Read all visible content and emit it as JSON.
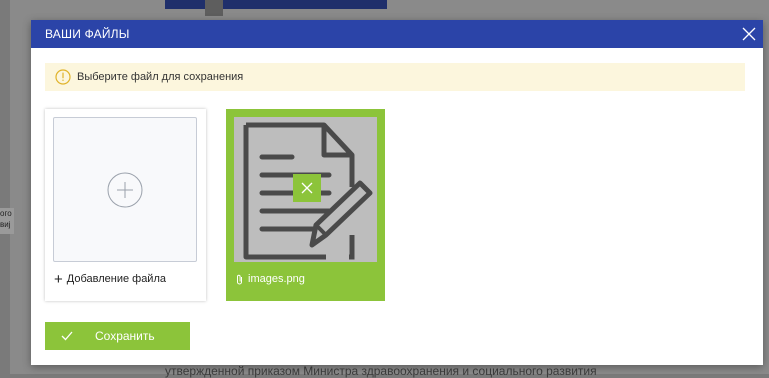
{
  "modal": {
    "title": "ВАШИ ФАЙЛЫ",
    "notice": "Выберите файл для сохранения",
    "add_file_label": "Добавление файла",
    "files": [
      {
        "name": "images.png"
      }
    ],
    "save_label": "Сохранить"
  },
  "background": {
    "bottom_text": "утвержденной приказом Министра здравоохранения и социального развития",
    "side_text": "ого\nвиј"
  },
  "colors": {
    "header": "#2b44a8",
    "accent_green": "#8cc43a",
    "notice_bg": "#fcf6dd",
    "notice_icon": "#e0b32a"
  },
  "icons": {
    "close": "close-icon",
    "info": "info-icon",
    "add": "plus-circle-icon",
    "document": "document-edit-icon",
    "remove": "close-icon",
    "attach": "paperclip-icon",
    "save": "check-icon"
  }
}
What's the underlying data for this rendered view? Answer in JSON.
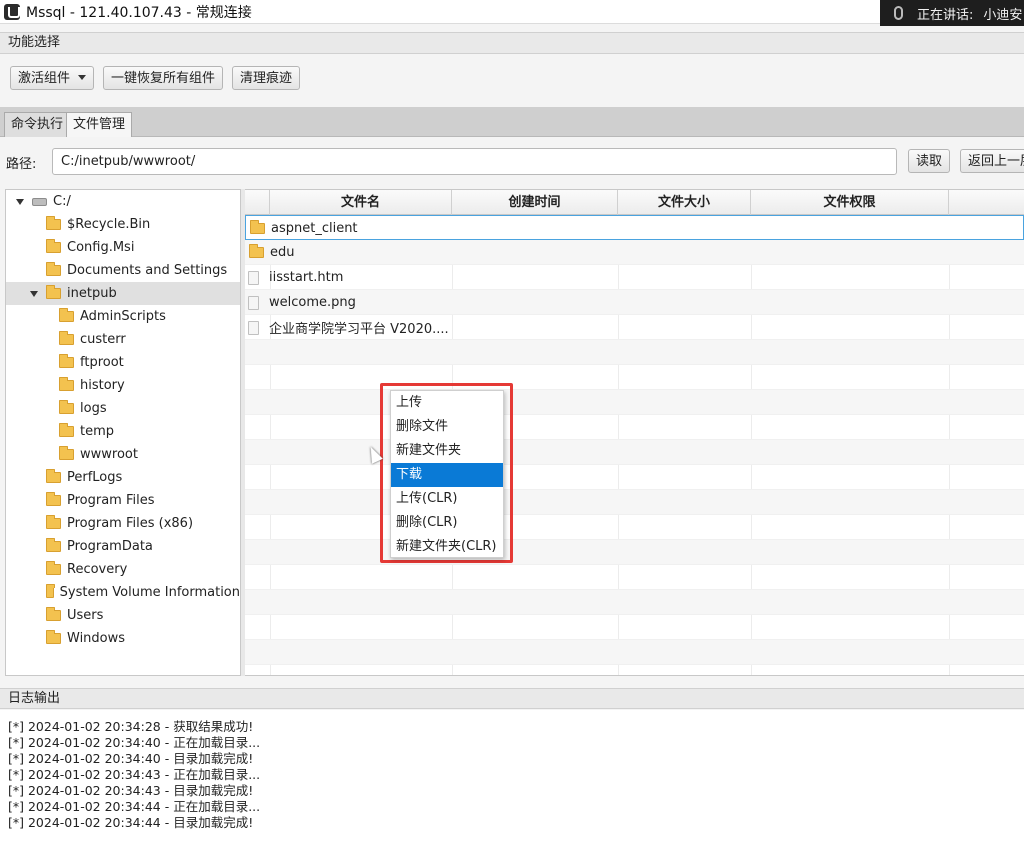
{
  "window": {
    "title": "Mssql - 121.40.107.43 - 常规连接",
    "speaking_label": "正在讲话:",
    "speaker": "小迪安"
  },
  "func_section": {
    "title": "功能选择"
  },
  "toolbar": {
    "activate": "激活组件",
    "restore_all": "一键恢复所有组件",
    "clear_traces": "清理痕迹"
  },
  "tabs": [
    {
      "label": "命令执行",
      "active": false
    },
    {
      "label": "文件管理",
      "active": true
    }
  ],
  "path": {
    "label": "路径:",
    "value": "C:/inetpub/wwwroot/",
    "read_button": "读取",
    "up_button": "返回上一层"
  },
  "tree": {
    "root": "C:/",
    "items": [
      "$Recycle.Bin",
      "Config.Msi",
      "Documents and Settings",
      "inetpub",
      "AdminScripts",
      "custerr",
      "ftproot",
      "history",
      "logs",
      "temp",
      "wwwroot",
      "PerfLogs",
      "Program Files",
      "Program Files (x86)",
      "ProgramData",
      "Recovery",
      "System Volume Information",
      "Users",
      "Windows"
    ]
  },
  "table": {
    "columns": [
      "文件名",
      "创建时间",
      "文件大小",
      "文件权限"
    ],
    "rows": [
      {
        "name": "aspnet_client",
        "type": "folder"
      },
      {
        "name": "edu",
        "type": "folder"
      },
      {
        "name": "iisstart.htm",
        "type": "file"
      },
      {
        "name": "welcome.png",
        "type": "file"
      },
      {
        "name": "企业商学院学习平台 V2020....",
        "type": "file"
      }
    ]
  },
  "context_menu": {
    "items": [
      "上传",
      "删除文件",
      "新建文件夹",
      "下载",
      "上传(CLR)",
      "删除(CLR)",
      "新建文件夹(CLR)"
    ],
    "active": "下载"
  },
  "log": {
    "title": "日志输出",
    "lines": [
      "[*] 2024-01-02 20:34:28 - 获取结果成功!",
      "[*] 2024-01-02 20:34:40 - 正在加载目录...",
      "[*] 2024-01-02 20:34:40 - 目录加载完成!",
      "[*] 2024-01-02 20:34:43 - 正在加载目录...",
      "[*] 2024-01-02 20:34:43 - 目录加载完成!",
      "[*] 2024-01-02 20:34:44 - 正在加载目录...",
      "[*] 2024-01-02 20:34:44 - 目录加载完成!"
    ]
  },
  "colors": {
    "menu_active": "#0a7ad6",
    "highlight_box": "#e53935",
    "folder": "#f3c24f"
  }
}
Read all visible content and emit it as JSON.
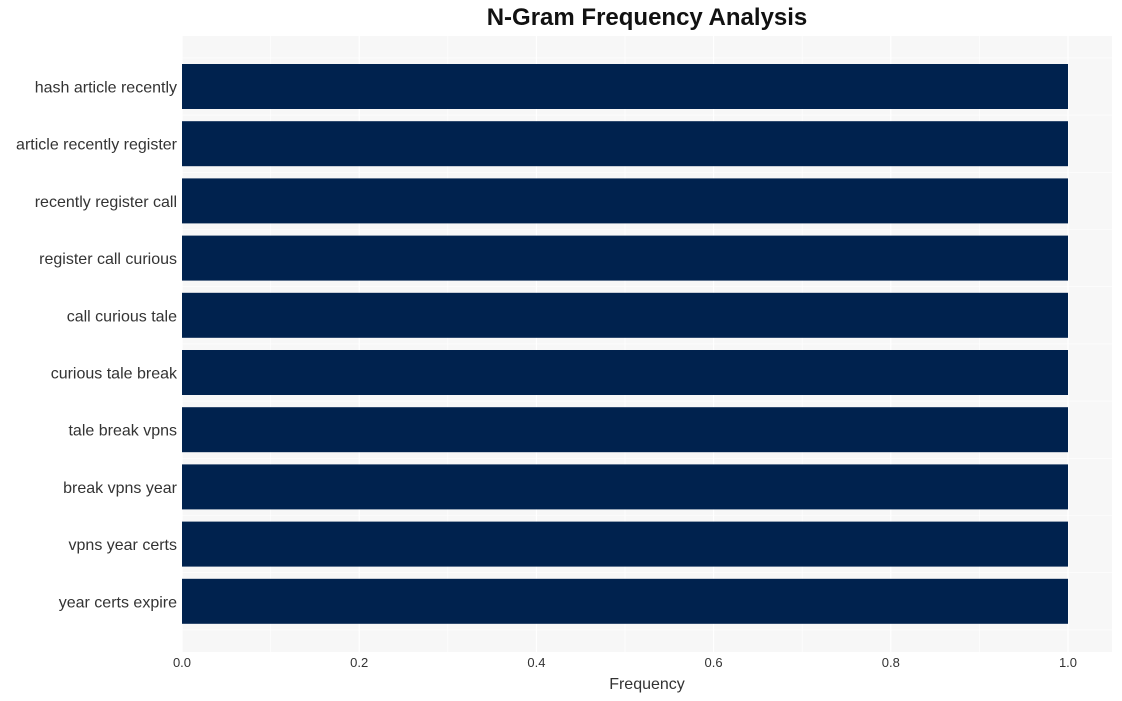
{
  "chart_data": {
    "type": "bar",
    "orientation": "horizontal",
    "title": "N-Gram Frequency Analysis",
    "xlabel": "Frequency",
    "ylabel": "",
    "categories": [
      "hash article recently",
      "article recently register",
      "recently register call",
      "register call curious",
      "call curious tale",
      "curious tale break",
      "tale break vpns",
      "break vpns year",
      "vpns year certs",
      "year certs expire"
    ],
    "values": [
      1,
      1,
      1,
      1,
      1,
      1,
      1,
      1,
      1,
      1
    ],
    "xlim": [
      0,
      1.05
    ],
    "xticks": [
      "0.0",
      "0.2",
      "0.4",
      "0.6",
      "0.8",
      "1.0"
    ],
    "grid": true,
    "legend": "none",
    "colors": {
      "bar": "#00224e",
      "plot_background": "#f7f7f7",
      "grid": "#ffffff"
    }
  }
}
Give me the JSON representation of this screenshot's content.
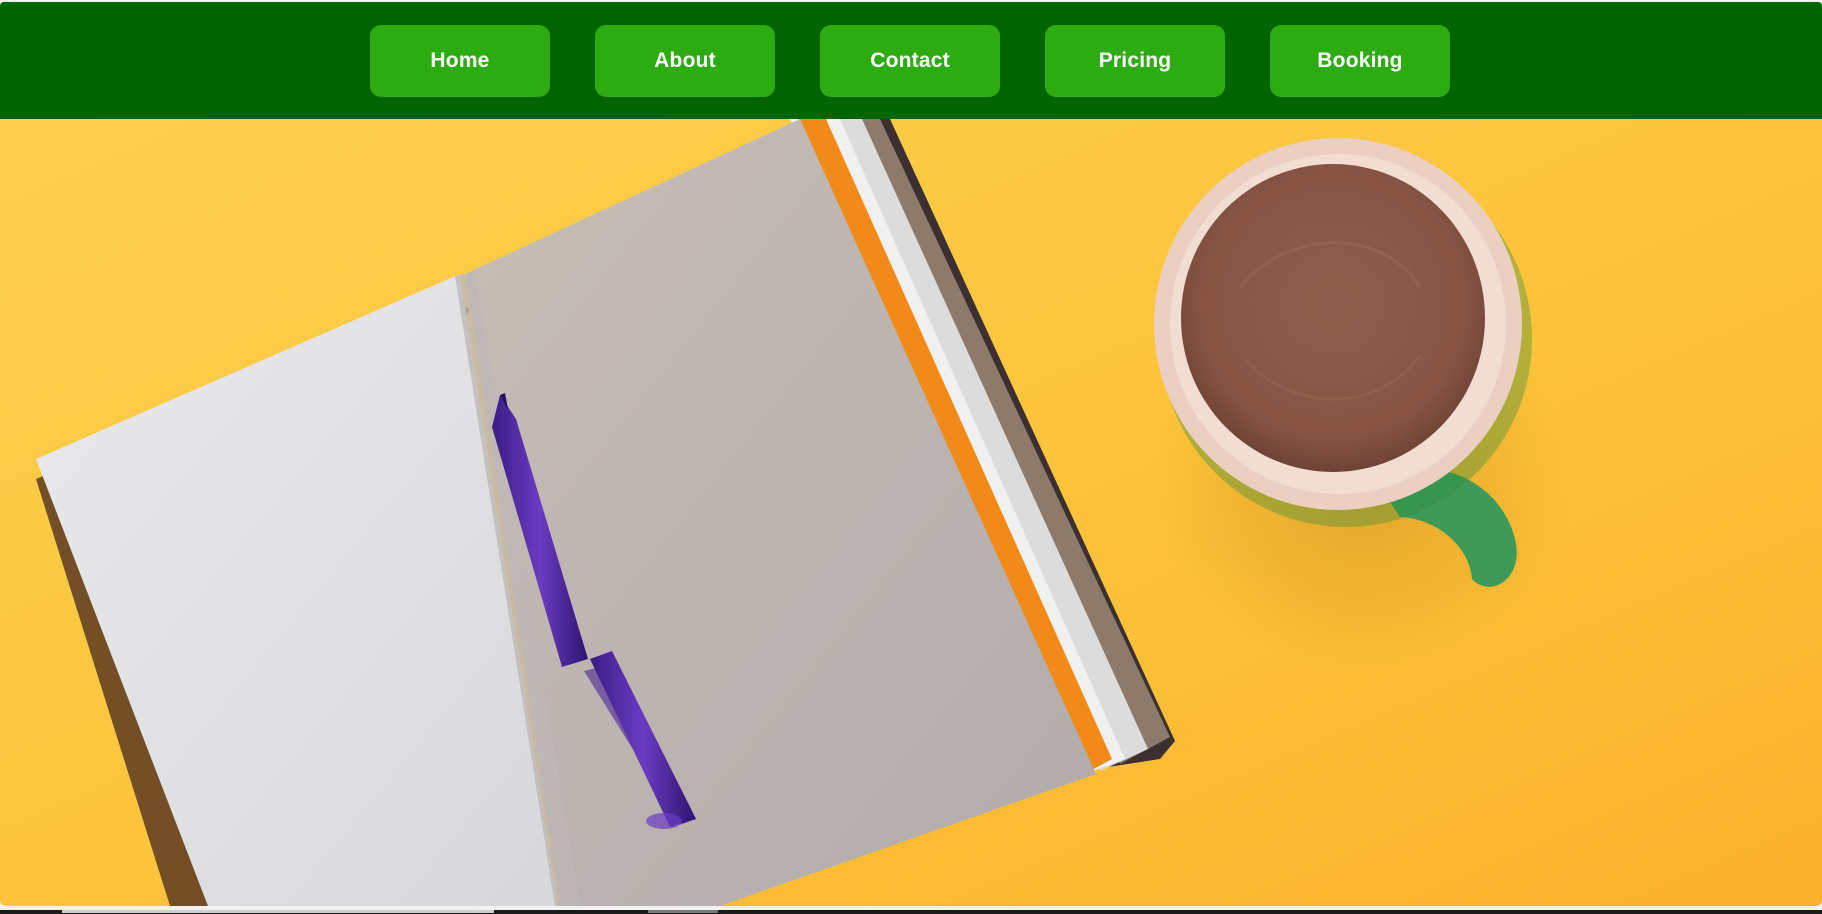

#### [TASK DETAILS]
Transcribe the material exactly, keeping every word and none of the pictures.

#### [EXERCISE RESULT]
Read all visible content and emit it as JSON.
{
  "modal": {
    "title": "ВАШИ ФАЙЛЫ",
    "notice": "Выберите файл для сохранения",
    "add_file_label": "Добавление файла",
    "files": [
      {
        "name": "images.png"
      }
    ],
    "save_label": "Сохранить"
  },
  "background": {
    "bottom_text": "утвержденной приказом Министра здравоохранения и социального развития",
    "side_text": "ого\nвиј"
  },
  "colors": {
    "header": "#2b44a8",
    "accent_green": "#8cc43a",
    "notice_bg": "#fcf6dd",
    "notice_icon": "#e0b32a"
  },
  "icons": {
    "close": "close-icon",
    "info": "info-icon",
    "add": "plus-circle-icon",
    "document": "document-edit-icon",
    "remove": "close-icon",
    "attach": "paperclip-icon",
    "save": "check-icon"
  }
}
What's the underlying data for this rendered view? Answer in JSON.
{
  "window": {
    "title": "Mssql - 121.40.107.43 - 常规连接",
    "speaking_label": "正在讲话:",
    "speaker": "小迪安"
  },
  "func_section": {
    "title": "功能选择"
  },
  "toolbar": {
    "activate": "激活组件",
    "restore_all": "一键恢复所有组件",
    "clear_traces": "清理痕迹"
  },
  "tabs": [
    {
      "label": "命令执行",
      "active": false
    },
    {
      "label": "文件管理",
      "active": true
    }
  ],
  "path": {
    "label": "路径:",
    "value": "C:/inetpub/wwwroot/",
    "read_button": "读取",
    "up_button": "返回上一层"
  },
  "tree": {
    "root": "C:/",
    "items": [
      "$Recycle.Bin",
      "Config.Msi",
      "Documents and Settings",
      "inetpub",
      "AdminScripts",
      "custerr",
      "ftproot",
      "history",
      "logs",
      "temp",
      "wwwroot",
      "PerfLogs",
      "Program Files",
      "Program Files (x86)",
      "ProgramData",
      "Recovery",
      "System Volume Information",
      "Users",
      "Windows"
    ]
  },
  "table": {
    "columns": [
      "文件名",
      "创建时间",
      "文件大小",
      "文件权限"
    ],
    "rows": [
      {
        "name": "aspnet_client",
        "type": "folder"
      },
      {
        "name": "edu",
        "type": "folder"
      },
      {
        "name": "iisstart.htm",
        "type": "file"
      },
      {
        "name": "welcome.png",
        "type": "file"
      },
      {
        "name": "企业商学院学习平台 V2020....",
        "type": "file"
      }
    ]
  },
  "context_menu": {
    "items": [
      "上传",
      "删除文件",
      "新建文件夹",
      "下载",
      "上传(CLR)",
      "删除(CLR)",
      "新建文件夹(CLR)"
    ],
    "active": "下载"
  },
  "log": {
    "title": "日志输出",
    "lines": [
      "[*] 2024-01-02 20:34:28 - 获取结果成功!",
      "[*] 2024-01-02 20:34:40 - 正在加载目录...",
      "[*] 2024-01-02 20:34:40 - 目录加载完成!",
      "[*] 2024-01-02 20:34:43 - 正在加载目录...",
      "[*] 2024-01-02 20:34:43 - 目录加载完成!",
      "[*] 2024-01-02 20:34:44 - 正在加载目录...",
      "[*] 2024-01-02 20:34:44 - 目录加载完成!"
    ]
  },
  "colors": {
    "menu_active": "#0a7ad6",
    "highlight_box": "#e53935",
    "folder": "#f3c24f"
  }
}
Read all visible content and emit it as JSON.
{
  "chart_data": {
    "type": "bar",
    "orientation": "horizontal",
    "title": "N-Gram Frequency Analysis",
    "xlabel": "Frequency",
    "ylabel": "",
    "categories": [
      "hash article recently",
      "article recently register",
      "recently register call",
      "register call curious",
      "call curious tale",
      "curious tale break",
      "tale break vpns",
      "break vpns year",
      "vpns year certs",
      "year certs expire"
    ],
    "values": [
      1,
      1,
      1,
      1,
      1,
      1,
      1,
      1,
      1,
      1
    ],
    "xlim": [
      0,
      1.05
    ],
    "xticks": [
      "0.0",
      "0.2",
      "0.4",
      "0.6",
      "0.8",
      "1.0"
    ],
    "grid": true,
    "legend": "none",
    "colors": {
      "bar": "#00224e",
      "plot_background": "#f7f7f7",
      "grid": "#ffffff"
    }
  }
}
Give me the JSON representation of this screenshot's content.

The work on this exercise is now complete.